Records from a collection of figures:
════════════════════
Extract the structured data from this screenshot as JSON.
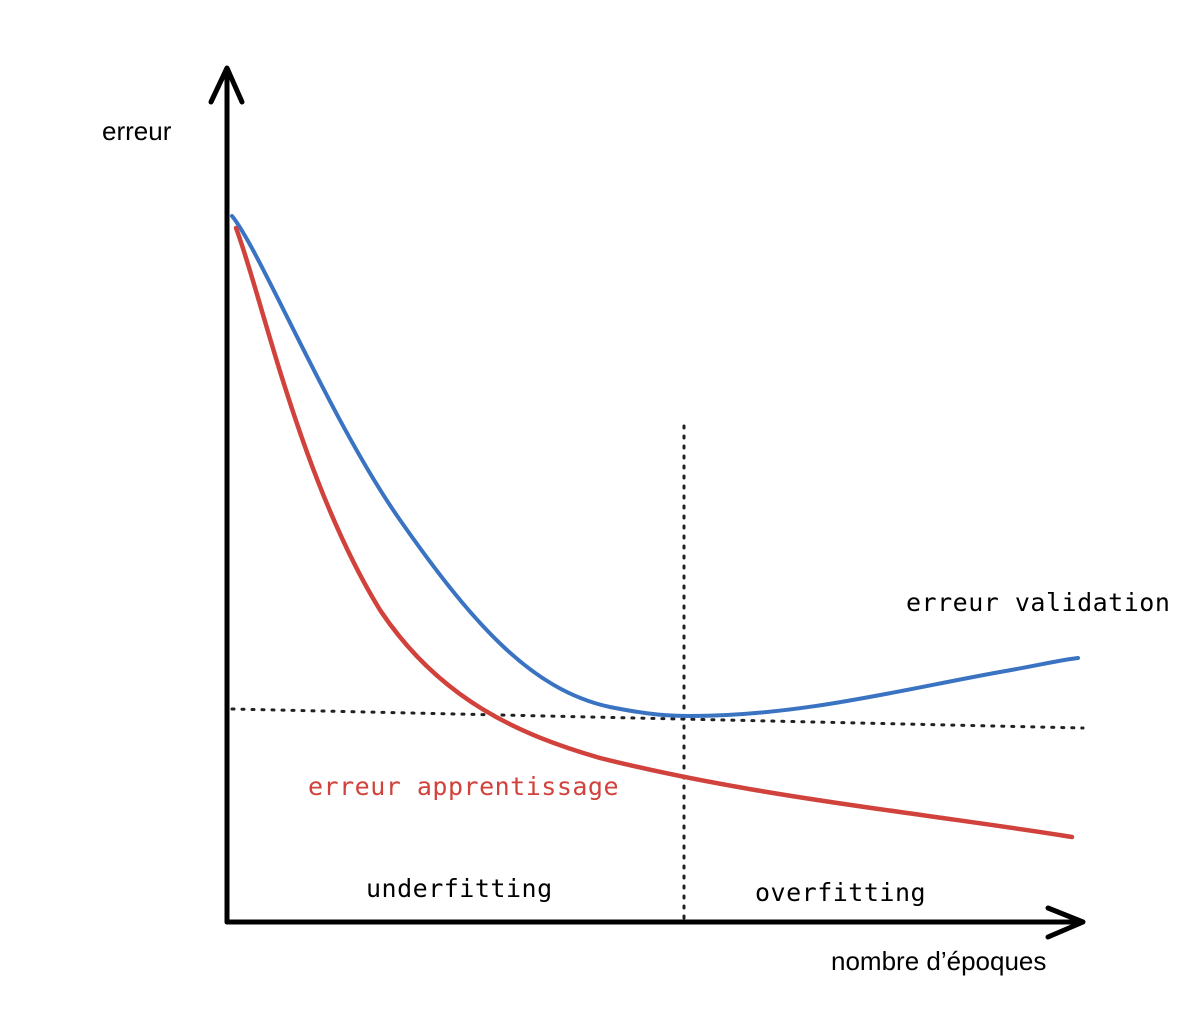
{
  "axes": {
    "y_label": "erreur",
    "x_label": "nombre d’époques"
  },
  "curves": {
    "validation": {
      "label": "erreur validation",
      "color": "#3a73c2"
    },
    "training": {
      "label": "erreur apprentissage",
      "color": "#d0423b"
    }
  },
  "regions": {
    "left": "underfitting",
    "right": "overfitting"
  }
}
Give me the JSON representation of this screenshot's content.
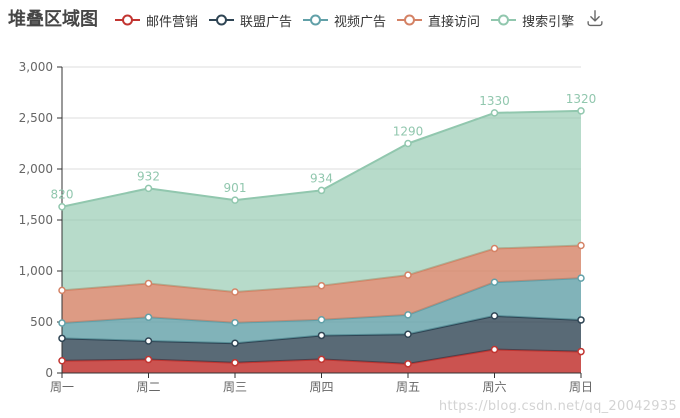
{
  "title": "堆叠区域图",
  "watermark": "https://blog.csdn.net/qq_20042935",
  "toolbox": {
    "save_icon": "download"
  },
  "colors": {
    "title_text": "#464646",
    "legend_text": "#333333",
    "axis_line": "#333333",
    "axis_label": "#666666",
    "grid_line": "#dddddd",
    "toolbox_icon": "#666666"
  },
  "chart_data": {
    "type": "area",
    "stacked": true,
    "title": "堆叠区域图",
    "grid": true,
    "legend_position": "top",
    "categories": [
      "周一",
      "周二",
      "周三",
      "周四",
      "周五",
      "周六",
      "周日"
    ],
    "series": [
      {
        "name": "邮件营销",
        "color": "#c23531",
        "fill_opacity": 0.85,
        "values": [
          120,
          132,
          101,
          134,
          90,
          230,
          210
        ],
        "show_labels": false
      },
      {
        "name": "联盟广告",
        "color": "#2f4554",
        "fill_opacity": 0.8,
        "values": [
          220,
          182,
          191,
          234,
          290,
          330,
          310
        ],
        "show_labels": false
      },
      {
        "name": "视频广告",
        "color": "#61a0a8",
        "fill_opacity": 0.8,
        "values": [
          150,
          232,
          201,
          154,
          190,
          330,
          410
        ],
        "show_labels": false
      },
      {
        "name": "直接访问",
        "color": "#d48265",
        "fill_opacity": 0.8,
        "values": [
          320,
          332,
          301,
          334,
          390,
          330,
          320
        ],
        "show_labels": false
      },
      {
        "name": "搜索引擎",
        "color": "#91c7ae",
        "fill_opacity": 0.65,
        "values": [
          820,
          932,
          901,
          934,
          1290,
          1330,
          1320
        ],
        "show_labels": true
      }
    ],
    "point_labels": [
      820,
      932,
      901,
      934,
      1290,
      1330,
      1320
    ],
    "xlabel": "",
    "ylabel": "",
    "ylim": [
      0,
      3000
    ],
    "y_tick_step": 500,
    "y_ticks": [
      "0",
      "500",
      "1,000",
      "1,500",
      "2,000",
      "2,500",
      "3,000"
    ]
  }
}
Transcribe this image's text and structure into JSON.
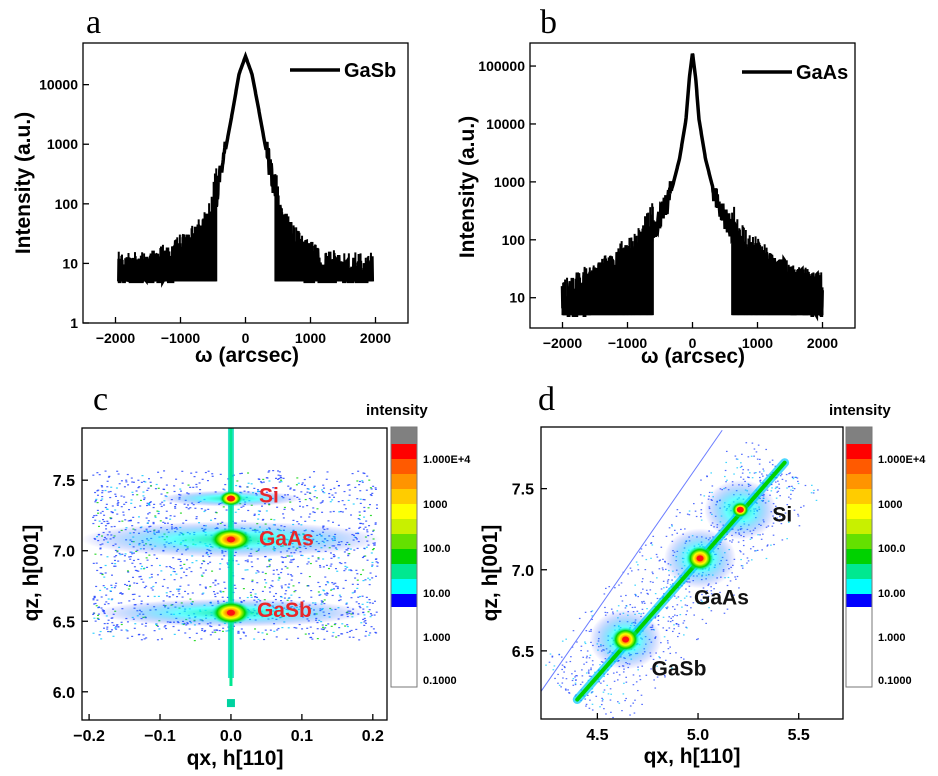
{
  "panels": [
    {
      "id": "a",
      "label": "a"
    },
    {
      "id": "b",
      "label": "b"
    },
    {
      "id": "c",
      "label": "c"
    },
    {
      "id": "d",
      "label": "d"
    }
  ],
  "chart_data": [
    {
      "id": "a",
      "type": "line",
      "panel_label": "a",
      "xlabel": "ω (arcsec)",
      "ylabel": "Intensity (a.u.)",
      "x_scale": "linear",
      "y_scale": "log",
      "xlim": [
        -2500,
        2500
      ],
      "ylim": [
        1,
        50000
      ],
      "xticks": [
        "-2000",
        "-1000",
        "0",
        "1000",
        "2000"
      ],
      "yticks": [
        "1",
        "10",
        "100",
        "1000",
        "10000"
      ],
      "legend_position": "top-right",
      "series": [
        {
          "name": "GaSb",
          "color": "#000000",
          "x": [
            -1950,
            -1550,
            -1400,
            -1200,
            -1000,
            -800,
            -600,
            -500,
            -400,
            -300,
            -200,
            -100,
            0,
            100,
            200,
            300,
            400,
            500,
            600,
            800,
            1000,
            1200,
            1500,
            1950
          ],
          "y": [
            5,
            5,
            6,
            7,
            10,
            14,
            25,
            80,
            250,
            900,
            3500,
            15000,
            30000,
            15000,
            4000,
            1000,
            300,
            90,
            30,
            12,
            8,
            6,
            5,
            5
          ]
        }
      ]
    },
    {
      "id": "b",
      "type": "line",
      "panel_label": "b",
      "xlabel": "ω (arcsec)",
      "ylabel": "Intensity (a.u.)",
      "x_scale": "linear",
      "y_scale": "log",
      "xlim": [
        -2500,
        2500
      ],
      "ylim": [
        3,
        250000
      ],
      "xticks": [
        "-2000",
        "-1000",
        "0",
        "1000",
        "2000"
      ],
      "yticks": [
        "10",
        "100",
        "1000",
        "10000",
        "100000"
      ],
      "legend_position": "top-right",
      "series": [
        {
          "name": "GaAs",
          "color": "#000000",
          "x": [
            -2000,
            -1800,
            -1500,
            -1200,
            -1000,
            -800,
            -600,
            -400,
            -300,
            -200,
            -100,
            -50,
            0,
            50,
            100,
            200,
            300,
            400,
            600,
            800,
            1000,
            1200,
            1500,
            1800,
            2000
          ],
          "y": [
            8,
            10,
            14,
            22,
            40,
            60,
            150,
            400,
            900,
            2500,
            12000,
            60000,
            170000,
            60000,
            12000,
            2500,
            900,
            400,
            150,
            60,
            35,
            22,
            14,
            10,
            9
          ]
        }
      ]
    },
    {
      "id": "c",
      "type": "heatmap",
      "panel_label": "c",
      "xlabel": "qx, h[110]",
      "ylabel": "qz, h[001]",
      "xlim": [
        -0.21,
        0.22
      ],
      "ylim": [
        5.8,
        7.87
      ],
      "xticks": [
        "-0.2",
        "-0.1",
        "0.0",
        "0.1",
        "0.2"
      ],
      "yticks": [
        "6.0",
        "6.5",
        "7.0",
        "7.5"
      ],
      "peaks": [
        {
          "label": "Si",
          "qx": 0.0,
          "qz": 7.37,
          "label_color": "#e8262a"
        },
        {
          "label": "GaAs",
          "qx": 0.0,
          "qz": 7.08,
          "label_color": "#e8262a"
        },
        {
          "label": "GaSb",
          "qx": 0.0,
          "qz": 6.56,
          "label_color": "#e8262a"
        }
      ],
      "colorbar": {
        "title": "intensity",
        "ticks": [
          "1.000E+4",
          "1000",
          "100.0",
          "10.00",
          "1.000",
          "0.1000"
        ]
      }
    },
    {
      "id": "d",
      "type": "heatmap",
      "panel_label": "d",
      "xlabel": "qx, h[110]",
      "ylabel": "qz, h[001]",
      "xlim": [
        4.22,
        5.72
      ],
      "ylim": [
        6.08,
        7.88
      ],
      "xticks": [
        "4.5",
        "5.0",
        "5.5"
      ],
      "yticks": [
        "6.5",
        "7.0",
        "7.5"
      ],
      "peaks": [
        {
          "label": "Si",
          "qx": 5.21,
          "qz": 7.37,
          "label_color": "#111111"
        },
        {
          "label": "GaAs",
          "qx": 5.01,
          "qz": 7.07,
          "label_color": "#111111"
        },
        {
          "label": "GaSb",
          "qx": 4.64,
          "qz": 6.57,
          "label_color": "#111111"
        }
      ],
      "colorbar": {
        "title": "intensity",
        "ticks": [
          "1.000E+4",
          "1000",
          "100.0",
          "10.00",
          "1.000",
          "0.1000"
        ]
      }
    }
  ],
  "colorbar_colors": [
    "#808080",
    "#ff0000",
    "#ff5a00",
    "#ff9400",
    "#ffcc00",
    "#ffff00",
    "#c8f000",
    "#64e000",
    "#00d200",
    "#00e890",
    "#00ffff",
    "#0000ff",
    "#ffffff"
  ]
}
════════════════════
> **Required task**:
Copy all the entries word for word. Omit any pictures.

> **Task output**:
Extract the structured data from this screenshot as JSON.
{
  "axes": {
    "y_label": "erreur",
    "x_label": "nombre d’époques"
  },
  "curves": {
    "validation": {
      "label": "erreur validation",
      "color": "#3a73c2"
    },
    "training": {
      "label": "erreur apprentissage",
      "color": "#d0423b"
    }
  },
  "regions": {
    "left": "underfitting",
    "right": "overfitting"
  }
}
Give me the JSON representation of this screenshot's content.
{
  "title": "堆叠区域图",
  "watermark": "https://blog.csdn.net/qq_20042935",
  "toolbox": {
    "save_icon": "download"
  },
  "colors": {
    "title_text": "#464646",
    "legend_text": "#333333",
    "axis_line": "#333333",
    "axis_label": "#666666",
    "grid_line": "#dddddd",
    "toolbox_icon": "#666666"
  },
  "chart_data": {
    "type": "area",
    "stacked": true,
    "title": "堆叠区域图",
    "grid": true,
    "legend_position": "top",
    "categories": [
      "周一",
      "周二",
      "周三",
      "周四",
      "周五",
      "周六",
      "周日"
    ],
    "series": [
      {
        "name": "邮件营销",
        "color": "#c23531",
        "fill_opacity": 0.85,
        "values": [
          120,
          132,
          101,
          134,
          90,
          230,
          210
        ],
        "show_labels": false
      },
      {
        "name": "联盟广告",
        "color": "#2f4554",
        "fill_opacity": 0.8,
        "values": [
          220,
          182,
          191,
          234,
          290,
          330,
          310
        ],
        "show_labels": false
      },
      {
        "name": "视频广告",
        "color": "#61a0a8",
        "fill_opacity": 0.8,
        "values": [
          150,
          232,
          201,
          154,
          190,
          330,
          410
        ],
        "show_labels": false
      },
      {
        "name": "直接访问",
        "color": "#d48265",
        "fill_opacity": 0.8,
        "values": [
          320,
          332,
          301,
          334,
          390,
          330,
          320
        ],
        "show_labels": false
      },
      {
        "name": "搜索引擎",
        "color": "#91c7ae",
        "fill_opacity": 0.65,
        "values": [
          820,
          932,
          901,
          934,
          1290,
          1330,
          1320
        ],
        "show_labels": true
      }
    ],
    "point_labels": [
      820,
      932,
      901,
      934,
      1290,
      1330,
      1320
    ],
    "xlabel": "",
    "ylabel": "",
    "ylim": [
      0,
      3000
    ],
    "y_tick_step": 500,
    "y_ticks": [
      "0",
      "500",
      "1,000",
      "1,500",
      "2,000",
      "2,500",
      "3,000"
    ]
  }
}
Transcribe this image's text and structure into JSON.
{
  "panels": [
    {
      "id": "a",
      "label": "a"
    },
    {
      "id": "b",
      "label": "b"
    },
    {
      "id": "c",
      "label": "c"
    },
    {
      "id": "d",
      "label": "d"
    }
  ],
  "chart_data": [
    {
      "id": "a",
      "type": "line",
      "panel_label": "a",
      "xlabel": "ω (arcsec)",
      "ylabel": "Intensity (a.u.)",
      "x_scale": "linear",
      "y_scale": "log",
      "xlim": [
        -2500,
        2500
      ],
      "ylim": [
        1,
        50000
      ],
      "xticks": [
        "-2000",
        "-1000",
        "0",
        "1000",
        "2000"
      ],
      "yticks": [
        "1",
        "10",
        "100",
        "1000",
        "10000"
      ],
      "legend_position": "top-right",
      "series": [
        {
          "name": "GaSb",
          "color": "#000000",
          "x": [
            -1950,
            -1550,
            -1400,
            -1200,
            -1000,
            -800,
            -600,
            -500,
            -400,
            -300,
            -200,
            -100,
            0,
            100,
            200,
            300,
            400,
            500,
            600,
            800,
            1000,
            1200,
            1500,
            1950
          ],
          "y": [
            5,
            5,
            6,
            7,
            10,
            14,
            25,
            80,
            250,
            900,
            3500,
            15000,
            30000,
            15000,
            4000,
            1000,
            300,
            90,
            30,
            12,
            8,
            6,
            5,
            5
          ]
        }
      ]
    },
    {
      "id": "b",
      "type": "line",
      "panel_label": "b",
      "xlabel": "ω (arcsec)",
      "ylabel": "Intensity (a.u.)",
      "x_scale": "linear",
      "y_scale": "log",
      "xlim": [
        -2500,
        2500
      ],
      "ylim": [
        3,
        250000
      ],
      "xticks": [
        "-2000",
        "-1000",
        "0",
        "1000",
        "2000"
      ],
      "yticks": [
        "10",
        "100",
        "1000",
        "10000",
        "100000"
      ],
      "legend_position": "top-right",
      "series": [
        {
          "name": "GaAs",
          "color": "#000000",
          "x": [
            -2000,
            -1800,
            -1500,
            -1200,
            -1000,
            -800,
            -600,
            -400,
            -300,
            -200,
            -100,
            -50,
            0,
            50,
            100,
            200,
            300,
            400,
            600,
            800,
            1000,
            1200,
            1500,
            1800,
            2000
          ],
          "y": [
            8,
            10,
            14,
            22,
            40,
            60,
            150,
            400,
            900,
            2500,
            12000,
            60000,
            170000,
            60000,
            12000,
            2500,
            900,
            400,
            150,
            60,
            35,
            22,
            14,
            10,
            9
          ]
        }
      ]
    },
    {
      "id": "c",
      "type": "heatmap",
      "panel_label": "c",
      "xlabel": "qx, h[110]",
      "ylabel": "qz, h[001]",
      "xlim": [
        -0.21,
        0.22
      ],
      "ylim": [
        5.8,
        7.87
      ],
      "xticks": [
        "-0.2",
        "-0.1",
        "0.0",
        "0.1",
        "0.2"
      ],
      "yticks": [
        "6.0",
        "6.5",
        "7.0",
        "7.5"
      ],
      "peaks": [
        {
          "label": "Si",
          "qx": 0.0,
          "qz": 7.37,
          "label_color": "#e8262a"
        },
        {
          "label": "GaAs",
          "qx": 0.0,
          "qz": 7.08,
          "label_color": "#e8262a"
        },
        {
          "label": "GaSb",
          "qx": 0.0,
          "qz": 6.56,
          "label_color": "#e8262a"
        }
      ],
      "colorbar": {
        "title": "intensity",
        "ticks": [
          "1.000E+4",
          "1000",
          "100.0",
          "10.00",
          "1.000",
          "0.1000"
        ]
      }
    },
    {
      "id": "d",
      "type": "heatmap",
      "panel_label": "d",
      "xlabel": "qx, h[110]",
      "ylabel": "qz, h[001]",
      "xlim": [
        4.22,
        5.72
      ],
      "ylim": [
        6.08,
        7.88
      ],
      "xticks": [
        "4.5",
        "5.0",
        "5.5"
      ],
      "yticks": [
        "6.5",
        "7.0",
        "7.5"
      ],
      "peaks": [
        {
          "label": "Si",
          "qx": 5.21,
          "qz": 7.37,
          "label_color": "#111111"
        },
        {
          "label": "GaAs",
          "qx": 5.01,
          "qz": 7.07,
          "label_color": "#111111"
        },
        {
          "label": "GaSb",
          "qx": 4.64,
          "qz": 6.57,
          "label_color": "#111111"
        }
      ],
      "colorbar": {
        "title": "intensity",
        "ticks": [
          "1.000E+4",
          "1000",
          "100.0",
          "10.00",
          "1.000",
          "0.1000"
        ]
      }
    }
  ],
  "colorbar_colors": [
    "#808080",
    "#ff0000",
    "#ff5a00",
    "#ff9400",
    "#ffcc00",
    "#ffff00",
    "#c8f000",
    "#64e000",
    "#00d200",
    "#00e890",
    "#00ffff",
    "#0000ff",
    "#ffffff"
  ]
}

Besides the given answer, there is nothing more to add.